▶ EXTRACTED RECORDS
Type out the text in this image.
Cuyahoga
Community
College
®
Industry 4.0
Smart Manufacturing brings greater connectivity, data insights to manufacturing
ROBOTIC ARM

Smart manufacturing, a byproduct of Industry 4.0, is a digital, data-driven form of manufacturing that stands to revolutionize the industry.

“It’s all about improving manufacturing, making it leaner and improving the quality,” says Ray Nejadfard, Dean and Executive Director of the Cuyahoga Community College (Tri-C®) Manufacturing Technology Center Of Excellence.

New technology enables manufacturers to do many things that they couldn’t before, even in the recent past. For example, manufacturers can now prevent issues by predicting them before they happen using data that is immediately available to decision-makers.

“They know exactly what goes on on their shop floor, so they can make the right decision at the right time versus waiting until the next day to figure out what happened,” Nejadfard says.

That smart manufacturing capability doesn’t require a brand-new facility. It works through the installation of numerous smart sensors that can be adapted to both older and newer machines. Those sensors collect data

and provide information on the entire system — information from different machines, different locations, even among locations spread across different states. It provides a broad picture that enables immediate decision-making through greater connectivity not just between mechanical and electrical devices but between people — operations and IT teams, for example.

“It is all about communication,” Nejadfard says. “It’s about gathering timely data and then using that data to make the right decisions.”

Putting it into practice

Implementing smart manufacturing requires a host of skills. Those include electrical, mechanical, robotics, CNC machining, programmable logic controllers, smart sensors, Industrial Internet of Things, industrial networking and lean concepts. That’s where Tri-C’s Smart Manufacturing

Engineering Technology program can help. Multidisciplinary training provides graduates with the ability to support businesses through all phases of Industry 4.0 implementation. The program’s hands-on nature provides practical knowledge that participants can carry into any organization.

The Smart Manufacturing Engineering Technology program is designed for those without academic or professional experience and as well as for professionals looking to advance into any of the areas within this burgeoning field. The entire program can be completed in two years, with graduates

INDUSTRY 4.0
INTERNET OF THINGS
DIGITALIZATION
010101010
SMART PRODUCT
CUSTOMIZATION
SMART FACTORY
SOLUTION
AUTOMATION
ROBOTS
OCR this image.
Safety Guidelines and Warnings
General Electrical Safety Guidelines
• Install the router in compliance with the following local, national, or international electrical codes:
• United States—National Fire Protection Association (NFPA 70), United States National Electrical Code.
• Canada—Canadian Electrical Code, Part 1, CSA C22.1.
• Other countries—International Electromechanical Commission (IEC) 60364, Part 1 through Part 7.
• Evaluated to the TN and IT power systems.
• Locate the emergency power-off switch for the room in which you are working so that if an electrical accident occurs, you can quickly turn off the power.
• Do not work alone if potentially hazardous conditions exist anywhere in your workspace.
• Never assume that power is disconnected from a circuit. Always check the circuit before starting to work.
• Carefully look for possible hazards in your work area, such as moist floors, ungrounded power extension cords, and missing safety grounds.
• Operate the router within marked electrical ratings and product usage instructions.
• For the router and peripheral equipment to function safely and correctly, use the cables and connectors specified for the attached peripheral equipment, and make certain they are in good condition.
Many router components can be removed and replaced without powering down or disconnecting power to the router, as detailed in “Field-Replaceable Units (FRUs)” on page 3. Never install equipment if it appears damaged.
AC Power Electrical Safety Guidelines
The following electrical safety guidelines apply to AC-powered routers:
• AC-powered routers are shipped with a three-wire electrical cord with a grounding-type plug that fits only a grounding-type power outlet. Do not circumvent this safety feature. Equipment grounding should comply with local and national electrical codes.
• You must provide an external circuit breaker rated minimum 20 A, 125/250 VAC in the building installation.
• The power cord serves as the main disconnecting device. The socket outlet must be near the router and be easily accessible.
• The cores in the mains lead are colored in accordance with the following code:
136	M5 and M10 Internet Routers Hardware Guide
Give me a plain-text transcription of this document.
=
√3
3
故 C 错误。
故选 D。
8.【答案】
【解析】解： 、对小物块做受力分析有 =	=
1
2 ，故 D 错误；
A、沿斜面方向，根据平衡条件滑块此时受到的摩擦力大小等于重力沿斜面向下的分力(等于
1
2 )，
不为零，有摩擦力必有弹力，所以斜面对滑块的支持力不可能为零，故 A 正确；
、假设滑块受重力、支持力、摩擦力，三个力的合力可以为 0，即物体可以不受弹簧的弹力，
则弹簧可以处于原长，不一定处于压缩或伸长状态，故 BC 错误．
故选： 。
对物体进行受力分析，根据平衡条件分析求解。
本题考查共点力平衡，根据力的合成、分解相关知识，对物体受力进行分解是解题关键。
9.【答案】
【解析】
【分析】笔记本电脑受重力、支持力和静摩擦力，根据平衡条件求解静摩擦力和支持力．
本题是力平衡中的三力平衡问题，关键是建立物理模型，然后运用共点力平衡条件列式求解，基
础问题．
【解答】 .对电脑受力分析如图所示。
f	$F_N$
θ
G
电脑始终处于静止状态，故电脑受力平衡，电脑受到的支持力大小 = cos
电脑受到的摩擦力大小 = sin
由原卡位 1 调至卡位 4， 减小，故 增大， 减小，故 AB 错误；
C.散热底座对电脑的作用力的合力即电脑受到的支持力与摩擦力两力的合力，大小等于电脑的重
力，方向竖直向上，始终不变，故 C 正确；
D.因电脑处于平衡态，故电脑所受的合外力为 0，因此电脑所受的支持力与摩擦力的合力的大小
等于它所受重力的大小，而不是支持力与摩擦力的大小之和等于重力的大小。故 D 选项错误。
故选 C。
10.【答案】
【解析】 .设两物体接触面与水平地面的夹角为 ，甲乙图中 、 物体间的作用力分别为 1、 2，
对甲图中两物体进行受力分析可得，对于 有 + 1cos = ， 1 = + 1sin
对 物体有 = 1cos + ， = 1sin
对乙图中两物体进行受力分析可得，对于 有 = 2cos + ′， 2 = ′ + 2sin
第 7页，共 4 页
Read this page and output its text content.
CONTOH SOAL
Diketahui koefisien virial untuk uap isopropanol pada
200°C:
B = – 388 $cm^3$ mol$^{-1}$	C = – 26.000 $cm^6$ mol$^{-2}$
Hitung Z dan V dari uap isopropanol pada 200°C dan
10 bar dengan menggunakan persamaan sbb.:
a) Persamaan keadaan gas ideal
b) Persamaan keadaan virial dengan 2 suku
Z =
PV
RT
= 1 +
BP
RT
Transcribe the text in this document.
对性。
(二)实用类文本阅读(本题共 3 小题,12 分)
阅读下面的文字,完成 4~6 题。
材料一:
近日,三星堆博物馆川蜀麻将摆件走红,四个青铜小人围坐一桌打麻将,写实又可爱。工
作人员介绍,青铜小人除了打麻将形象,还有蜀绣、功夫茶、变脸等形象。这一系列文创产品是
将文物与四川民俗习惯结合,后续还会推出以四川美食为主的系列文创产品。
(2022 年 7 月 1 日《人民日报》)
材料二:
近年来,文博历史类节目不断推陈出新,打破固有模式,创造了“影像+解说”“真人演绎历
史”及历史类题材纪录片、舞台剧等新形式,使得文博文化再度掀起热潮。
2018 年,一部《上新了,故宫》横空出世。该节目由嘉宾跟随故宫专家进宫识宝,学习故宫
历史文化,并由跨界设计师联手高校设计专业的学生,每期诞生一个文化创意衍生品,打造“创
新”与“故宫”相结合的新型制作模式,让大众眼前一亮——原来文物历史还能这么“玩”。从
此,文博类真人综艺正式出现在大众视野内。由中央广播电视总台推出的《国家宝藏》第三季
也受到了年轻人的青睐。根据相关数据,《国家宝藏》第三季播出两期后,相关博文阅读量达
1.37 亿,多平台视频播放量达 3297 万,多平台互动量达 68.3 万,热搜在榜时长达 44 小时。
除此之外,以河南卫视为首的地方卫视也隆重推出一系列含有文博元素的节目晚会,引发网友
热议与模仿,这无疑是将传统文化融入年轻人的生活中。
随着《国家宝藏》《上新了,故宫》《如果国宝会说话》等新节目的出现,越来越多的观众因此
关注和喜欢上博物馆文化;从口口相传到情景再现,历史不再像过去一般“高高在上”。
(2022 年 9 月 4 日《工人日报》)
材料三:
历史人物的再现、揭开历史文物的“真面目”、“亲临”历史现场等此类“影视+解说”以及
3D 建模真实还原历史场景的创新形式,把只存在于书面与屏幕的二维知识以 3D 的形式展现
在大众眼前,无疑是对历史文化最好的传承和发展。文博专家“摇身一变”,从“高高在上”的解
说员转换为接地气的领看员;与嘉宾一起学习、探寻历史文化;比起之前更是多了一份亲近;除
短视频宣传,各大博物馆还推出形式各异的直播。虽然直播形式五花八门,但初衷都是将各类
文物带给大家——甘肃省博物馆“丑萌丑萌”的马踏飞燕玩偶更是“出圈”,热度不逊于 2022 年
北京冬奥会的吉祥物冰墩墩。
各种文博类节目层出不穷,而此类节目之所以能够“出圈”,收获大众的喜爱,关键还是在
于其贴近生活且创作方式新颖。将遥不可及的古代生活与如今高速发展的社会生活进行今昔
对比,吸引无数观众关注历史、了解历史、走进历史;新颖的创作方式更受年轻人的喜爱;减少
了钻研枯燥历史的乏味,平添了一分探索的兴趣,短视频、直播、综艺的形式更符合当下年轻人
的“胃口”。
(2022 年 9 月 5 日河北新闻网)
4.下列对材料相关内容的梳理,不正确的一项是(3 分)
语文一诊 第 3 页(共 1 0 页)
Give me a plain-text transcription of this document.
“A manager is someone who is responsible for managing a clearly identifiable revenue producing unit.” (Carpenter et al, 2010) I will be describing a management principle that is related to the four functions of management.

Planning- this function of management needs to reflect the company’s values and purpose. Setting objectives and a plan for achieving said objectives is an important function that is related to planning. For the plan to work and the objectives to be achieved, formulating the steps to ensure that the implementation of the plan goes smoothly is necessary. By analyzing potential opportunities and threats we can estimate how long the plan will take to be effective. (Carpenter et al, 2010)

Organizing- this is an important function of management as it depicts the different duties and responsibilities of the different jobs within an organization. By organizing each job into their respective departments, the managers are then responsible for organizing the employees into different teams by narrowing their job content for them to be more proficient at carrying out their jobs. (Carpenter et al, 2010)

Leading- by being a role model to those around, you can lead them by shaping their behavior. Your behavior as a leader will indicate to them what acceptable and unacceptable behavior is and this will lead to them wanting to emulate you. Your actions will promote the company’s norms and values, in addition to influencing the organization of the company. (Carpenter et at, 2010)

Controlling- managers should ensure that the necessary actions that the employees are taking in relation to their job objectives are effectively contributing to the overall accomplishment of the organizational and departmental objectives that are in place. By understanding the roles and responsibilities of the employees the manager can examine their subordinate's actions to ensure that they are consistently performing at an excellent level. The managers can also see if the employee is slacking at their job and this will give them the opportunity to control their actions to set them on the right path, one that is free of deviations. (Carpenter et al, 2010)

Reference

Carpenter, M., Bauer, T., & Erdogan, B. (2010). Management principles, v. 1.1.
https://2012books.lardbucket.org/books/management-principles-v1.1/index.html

▶ TASK
In the entries above, find every line with the word "necessary" and list it.

▶ ANSWER FOR THE TASK
Planning- this function of management needs to reflect the company’s values and purpose. Setting objectives and a plan for achieving said objectives is an important function that is related to planning. For the plan to work and the objectives to be achieved, formulating the steps to ensure that the implementation of the plan goes smoothly is necessary. By analyzing potential opportunities and threats we can estimate how long the plan will take to be effective. (Carpenter et al, 2010)
Controlling- managers should ensure that the necessary actions that the employees are taking in relation to their job objectives are effectively contributing to the overall accomplishment of the organizational and departmental objectives that are in place. By understanding the roles and responsibilities of the employees the manager can examine their subordinate's actions to ensure that they are consistently performing at an excellent level. The managers can also see if the employee is slacking at their job and this will give them the opportunity to control their actions to set them on the right path, one that is free of deviations. (Carpenter et al, 2010)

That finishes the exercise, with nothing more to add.